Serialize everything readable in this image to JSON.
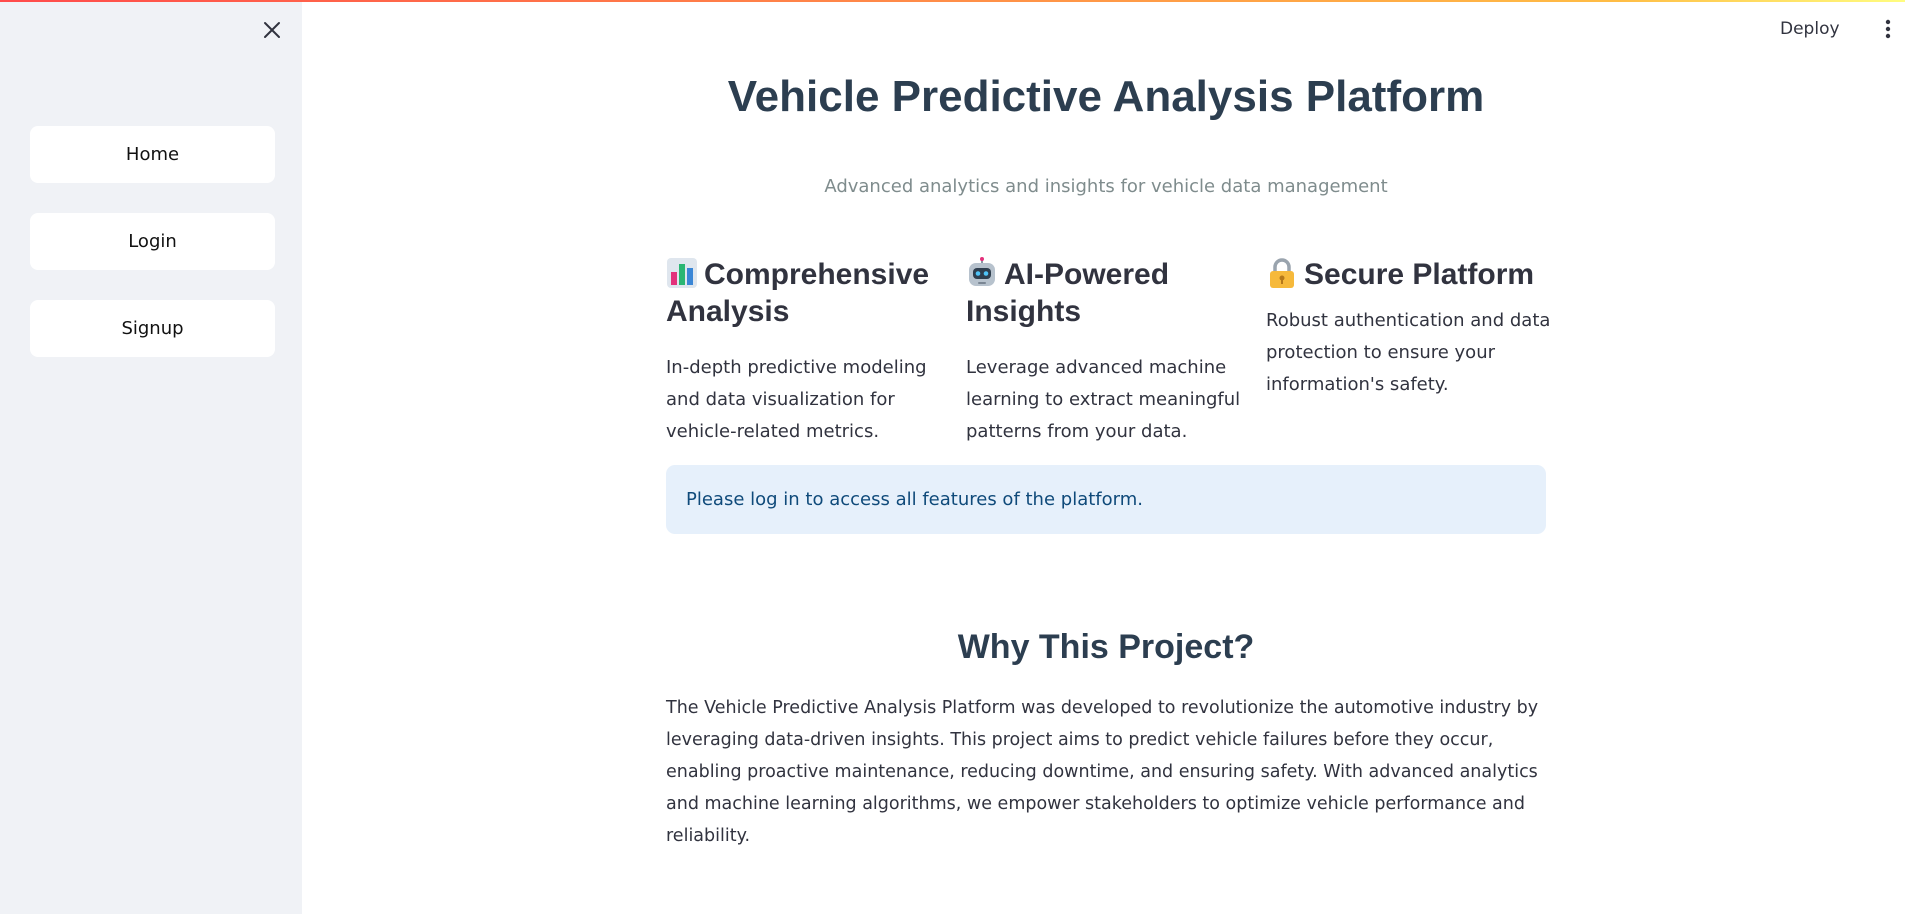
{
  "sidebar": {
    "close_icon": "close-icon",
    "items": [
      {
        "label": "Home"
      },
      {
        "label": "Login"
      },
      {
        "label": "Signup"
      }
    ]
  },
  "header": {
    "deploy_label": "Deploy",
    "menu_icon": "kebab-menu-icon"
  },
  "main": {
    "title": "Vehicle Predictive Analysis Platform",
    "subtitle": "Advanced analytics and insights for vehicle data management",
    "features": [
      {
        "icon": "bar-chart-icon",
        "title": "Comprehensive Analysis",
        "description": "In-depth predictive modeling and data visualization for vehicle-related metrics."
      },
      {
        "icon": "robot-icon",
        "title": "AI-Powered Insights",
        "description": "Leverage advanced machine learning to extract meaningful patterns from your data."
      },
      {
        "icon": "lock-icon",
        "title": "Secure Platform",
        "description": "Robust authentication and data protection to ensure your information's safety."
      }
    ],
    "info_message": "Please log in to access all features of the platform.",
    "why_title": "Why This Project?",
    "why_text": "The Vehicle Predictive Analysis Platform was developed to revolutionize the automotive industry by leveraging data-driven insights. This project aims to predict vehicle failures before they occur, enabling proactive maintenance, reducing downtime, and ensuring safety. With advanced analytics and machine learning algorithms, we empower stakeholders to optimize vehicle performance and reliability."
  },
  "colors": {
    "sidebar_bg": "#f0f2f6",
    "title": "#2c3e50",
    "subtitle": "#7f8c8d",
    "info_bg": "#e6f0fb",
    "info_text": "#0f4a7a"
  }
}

• Brief
Find the word "subtitle" in the material, then list each line that holds it.

• Written response
    "subtitle": "Advanced analytics and insights for vehicle data management",
    "subtitle": "#7f8c8d",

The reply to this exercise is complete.